Exercise task =>
Check every line below for the string "example", and copy the lines that contain it.
--- START ---
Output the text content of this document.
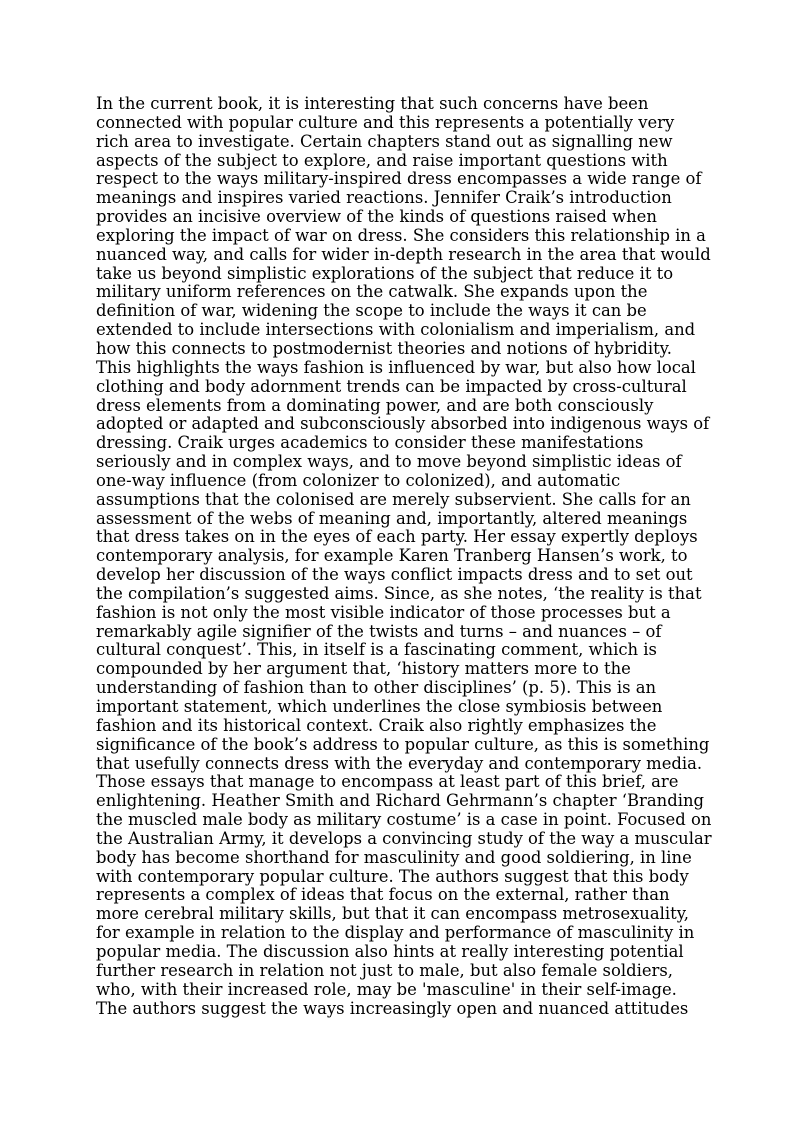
In the current book, it is interesting that such concerns have been
connected with popular culture and this represents a potentially very
rich area to investigate. Certain chapters stand out as signalling new
aspects of the subject to explore, and raise important questions with
respect to the ways military-inspired dress encompasses a wide range of
meanings and inspires varied reactions. Jennifer Craik’s introduction
provides an incisive overview of the kinds of questions raised when
exploring the impact of war on dress. She considers this relationship in a
nuanced way, and calls for wider in-depth research in the area that would
take us beyond simplistic explorations of the subject that reduce it to
military uniform references on the catwalk. She expands upon the
definition of war, widening the scope to include the ways it can be
extended to include intersections with colonialism and imperialism, and
how this connects to postmodernist theories and notions of hybridity.
This highlights the ways fashion is influenced by war, but also how local
clothing and body adornment trends can be impacted by cross-cultural
dress elements from a dominating power, and are both consciously
adopted or adapted and subconsciously absorbed into indigenous ways of
dressing. Craik urges academics to consider these manifestations
seriously and in complex ways, and to move beyond simplistic ideas of
one-way influence (from colonizer to colonized), and automatic
assumptions that the colonised are merely subservient. She calls for an
assessment of the webs of meaning and, importantly, altered meanings
that dress takes on in the eyes of each party. Her essay expertly deploys
contemporary analysis, for example Karen Tranberg Hansen’s work, to
develop her discussion of the ways conflict impacts dress and to set out
the compilation’s suggested aims. Since, as she notes, ‘the reality is that
fashion is not only the most visible indicator of those processes but a
remarkably agile signifier of the twists and turns – and nuances – of
cultural conquest’. This, in itself is a fascinating comment, which is
compounded by her argument that, ‘history matters more to the
understanding of fashion than to other disciplines’ (p. 5). This is an
important statement, which underlines the close symbiosis between
fashion and its historical context. Craik also rightly emphasizes the
significance of the book’s address to popular culture, as this is something
that usefully connects dress with the everyday and contemporary media.
Those essays that manage to encompass at least part of this brief, are
enlightening. Heather Smith and Richard Gehrmann’s chapter ‘Branding
the muscled male body as military costume’ is a case in point. Focused on
the Australian Army, it develops a convincing study of the way a muscular
body has become shorthand for masculinity and good soldiering, in line
with contemporary popular culture. The authors suggest that this body
represents a complex of ideas that focus on the external, rather than
more cerebral military skills, but that it can encompass metrosexuality,
for example in relation to the display and performance of masculinity in
popular media. The discussion also hints at really interesting potential
further research in relation not just to male, but also female soldiers,
who, with their increased role, may be 'masculine' in their self-image.
The authors suggest the ways increasingly open and nuanced attitudes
--- END ---
Right answer =>
contemporary analysis, for example Karen Tranberg Hansen’s work, to
for example in relation to the display and performance of masculinity in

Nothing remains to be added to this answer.